Exercise instructions:
Count the lines in the records below that contain the string "left", treating uppercase and lowercase as different. Reply with the number alone.

** BEGIN Listed entries **

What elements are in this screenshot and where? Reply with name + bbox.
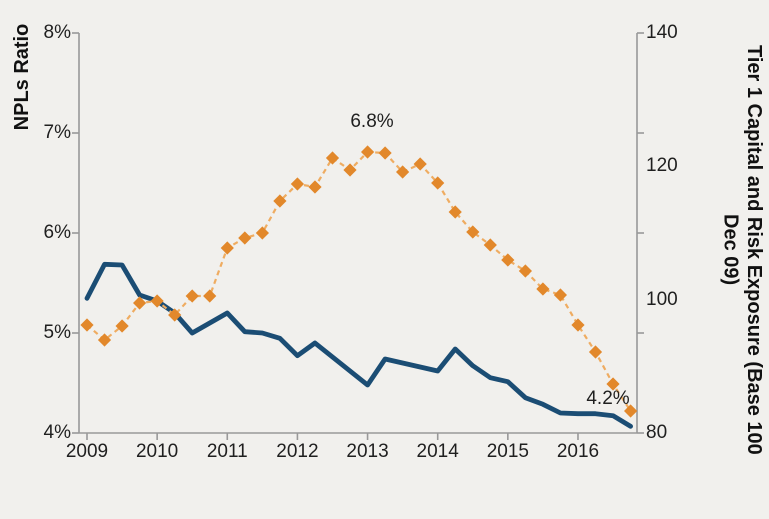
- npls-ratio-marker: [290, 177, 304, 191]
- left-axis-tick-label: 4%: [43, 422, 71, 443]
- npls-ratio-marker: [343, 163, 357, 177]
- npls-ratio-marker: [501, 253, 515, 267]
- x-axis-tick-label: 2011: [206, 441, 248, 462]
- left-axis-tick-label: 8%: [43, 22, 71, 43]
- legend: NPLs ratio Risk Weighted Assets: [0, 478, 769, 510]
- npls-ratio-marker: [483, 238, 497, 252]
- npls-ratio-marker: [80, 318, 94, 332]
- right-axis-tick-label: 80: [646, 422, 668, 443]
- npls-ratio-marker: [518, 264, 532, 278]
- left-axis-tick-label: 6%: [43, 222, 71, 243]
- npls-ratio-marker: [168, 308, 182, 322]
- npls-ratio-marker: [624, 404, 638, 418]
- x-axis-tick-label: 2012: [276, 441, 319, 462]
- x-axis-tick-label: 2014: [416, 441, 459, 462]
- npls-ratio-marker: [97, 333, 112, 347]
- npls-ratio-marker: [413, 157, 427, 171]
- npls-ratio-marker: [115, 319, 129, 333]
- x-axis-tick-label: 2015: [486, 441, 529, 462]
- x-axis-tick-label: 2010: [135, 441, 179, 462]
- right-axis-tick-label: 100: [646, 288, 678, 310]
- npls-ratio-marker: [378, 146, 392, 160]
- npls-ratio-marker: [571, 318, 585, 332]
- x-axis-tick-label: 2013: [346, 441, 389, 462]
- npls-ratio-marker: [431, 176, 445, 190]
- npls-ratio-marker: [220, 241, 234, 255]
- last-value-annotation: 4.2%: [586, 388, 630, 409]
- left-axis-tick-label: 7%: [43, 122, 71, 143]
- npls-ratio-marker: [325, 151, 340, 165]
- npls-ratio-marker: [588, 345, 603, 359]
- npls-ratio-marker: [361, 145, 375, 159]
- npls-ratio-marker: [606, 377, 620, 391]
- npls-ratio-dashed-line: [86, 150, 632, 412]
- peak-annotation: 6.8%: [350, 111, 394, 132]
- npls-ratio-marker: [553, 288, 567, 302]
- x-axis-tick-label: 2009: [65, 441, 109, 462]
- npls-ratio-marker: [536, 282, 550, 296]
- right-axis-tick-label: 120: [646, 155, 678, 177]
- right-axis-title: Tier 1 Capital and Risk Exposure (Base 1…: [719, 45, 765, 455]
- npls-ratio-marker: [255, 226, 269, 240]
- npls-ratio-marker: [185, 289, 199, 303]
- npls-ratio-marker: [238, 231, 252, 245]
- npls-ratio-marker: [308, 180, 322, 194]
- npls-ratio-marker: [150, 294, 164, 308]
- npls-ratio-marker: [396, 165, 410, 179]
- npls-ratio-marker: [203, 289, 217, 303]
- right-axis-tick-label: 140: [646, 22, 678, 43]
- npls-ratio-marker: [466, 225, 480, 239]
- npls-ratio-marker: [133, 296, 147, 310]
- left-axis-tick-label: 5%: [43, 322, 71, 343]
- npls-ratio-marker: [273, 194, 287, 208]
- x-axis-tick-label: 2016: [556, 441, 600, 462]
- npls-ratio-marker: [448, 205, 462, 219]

** END Listed entries **
** BEGIN Listed entries **

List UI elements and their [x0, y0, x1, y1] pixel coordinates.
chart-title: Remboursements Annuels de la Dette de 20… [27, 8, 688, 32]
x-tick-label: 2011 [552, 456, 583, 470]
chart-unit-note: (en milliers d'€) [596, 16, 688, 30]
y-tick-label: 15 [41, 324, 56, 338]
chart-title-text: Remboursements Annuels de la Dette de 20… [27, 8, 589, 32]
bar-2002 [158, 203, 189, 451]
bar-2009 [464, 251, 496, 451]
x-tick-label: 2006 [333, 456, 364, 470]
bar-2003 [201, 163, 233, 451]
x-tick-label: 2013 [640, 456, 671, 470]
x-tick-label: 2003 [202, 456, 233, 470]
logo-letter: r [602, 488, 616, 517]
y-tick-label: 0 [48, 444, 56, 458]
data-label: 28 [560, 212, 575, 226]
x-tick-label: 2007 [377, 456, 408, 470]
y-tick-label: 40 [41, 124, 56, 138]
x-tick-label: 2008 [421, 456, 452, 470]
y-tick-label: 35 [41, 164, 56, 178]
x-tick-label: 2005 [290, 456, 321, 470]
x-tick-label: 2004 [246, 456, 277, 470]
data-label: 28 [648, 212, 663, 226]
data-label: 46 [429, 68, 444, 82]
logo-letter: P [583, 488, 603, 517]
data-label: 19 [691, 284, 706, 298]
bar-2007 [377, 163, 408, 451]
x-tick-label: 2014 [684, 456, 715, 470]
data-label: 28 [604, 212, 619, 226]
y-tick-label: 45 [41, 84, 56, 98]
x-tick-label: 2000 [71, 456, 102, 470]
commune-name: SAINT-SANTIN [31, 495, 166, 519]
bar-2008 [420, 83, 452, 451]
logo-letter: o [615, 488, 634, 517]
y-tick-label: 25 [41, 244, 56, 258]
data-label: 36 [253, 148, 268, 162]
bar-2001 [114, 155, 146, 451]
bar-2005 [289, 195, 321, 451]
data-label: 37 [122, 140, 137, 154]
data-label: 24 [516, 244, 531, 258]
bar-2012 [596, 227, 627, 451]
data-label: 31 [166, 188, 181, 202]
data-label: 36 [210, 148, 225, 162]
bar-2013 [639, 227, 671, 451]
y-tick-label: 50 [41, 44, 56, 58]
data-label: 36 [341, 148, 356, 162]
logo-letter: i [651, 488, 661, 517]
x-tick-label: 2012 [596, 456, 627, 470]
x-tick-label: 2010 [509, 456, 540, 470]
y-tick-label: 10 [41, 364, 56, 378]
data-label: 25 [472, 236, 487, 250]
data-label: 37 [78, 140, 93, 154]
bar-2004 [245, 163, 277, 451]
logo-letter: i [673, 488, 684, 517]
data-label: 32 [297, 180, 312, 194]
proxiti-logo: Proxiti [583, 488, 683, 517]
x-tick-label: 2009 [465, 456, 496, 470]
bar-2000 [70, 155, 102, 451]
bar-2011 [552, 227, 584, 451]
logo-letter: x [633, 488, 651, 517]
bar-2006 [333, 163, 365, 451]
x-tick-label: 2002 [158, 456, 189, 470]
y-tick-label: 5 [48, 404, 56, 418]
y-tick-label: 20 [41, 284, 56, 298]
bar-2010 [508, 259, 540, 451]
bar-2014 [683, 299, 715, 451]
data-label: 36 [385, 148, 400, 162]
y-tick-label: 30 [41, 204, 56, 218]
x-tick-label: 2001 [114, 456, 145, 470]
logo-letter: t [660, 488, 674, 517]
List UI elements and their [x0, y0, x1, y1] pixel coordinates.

** END Listed entries **

Solution:
5